Extracted records |

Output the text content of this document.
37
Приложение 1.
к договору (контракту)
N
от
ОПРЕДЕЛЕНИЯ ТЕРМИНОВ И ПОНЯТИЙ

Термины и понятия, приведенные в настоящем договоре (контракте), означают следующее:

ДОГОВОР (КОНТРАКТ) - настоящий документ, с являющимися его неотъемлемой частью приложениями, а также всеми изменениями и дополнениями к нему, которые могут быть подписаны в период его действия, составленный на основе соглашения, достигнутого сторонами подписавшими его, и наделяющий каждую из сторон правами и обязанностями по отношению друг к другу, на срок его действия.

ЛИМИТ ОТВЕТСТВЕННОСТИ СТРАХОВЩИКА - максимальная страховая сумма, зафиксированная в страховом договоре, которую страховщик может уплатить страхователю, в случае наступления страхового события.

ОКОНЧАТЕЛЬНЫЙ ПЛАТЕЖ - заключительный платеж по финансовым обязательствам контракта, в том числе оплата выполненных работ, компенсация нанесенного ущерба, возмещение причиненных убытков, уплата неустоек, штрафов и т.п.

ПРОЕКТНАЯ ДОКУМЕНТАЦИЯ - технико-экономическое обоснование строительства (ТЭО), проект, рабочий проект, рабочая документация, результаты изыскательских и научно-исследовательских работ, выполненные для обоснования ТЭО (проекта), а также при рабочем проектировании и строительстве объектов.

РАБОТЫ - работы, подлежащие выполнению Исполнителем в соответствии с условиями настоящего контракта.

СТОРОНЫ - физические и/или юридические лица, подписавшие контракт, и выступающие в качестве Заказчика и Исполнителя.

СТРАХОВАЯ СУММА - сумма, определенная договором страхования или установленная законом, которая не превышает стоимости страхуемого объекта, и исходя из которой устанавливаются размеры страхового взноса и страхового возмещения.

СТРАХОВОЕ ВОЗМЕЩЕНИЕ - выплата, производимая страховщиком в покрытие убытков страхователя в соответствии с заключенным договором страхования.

Set problem |
Gather up, from the records above, each line where the word "соответствии" appears.

Correct response |
РАБОТЫ - работы, подлежащие выполнению Исполнителем в соответствии с условиями настоящего контракта.
СТРАХОВОЕ ВОЗМЕЩЕНИЕ - выплата, производимая страховщиком в покрытие убытков страхователя в соответствии с заключенным договором страхования.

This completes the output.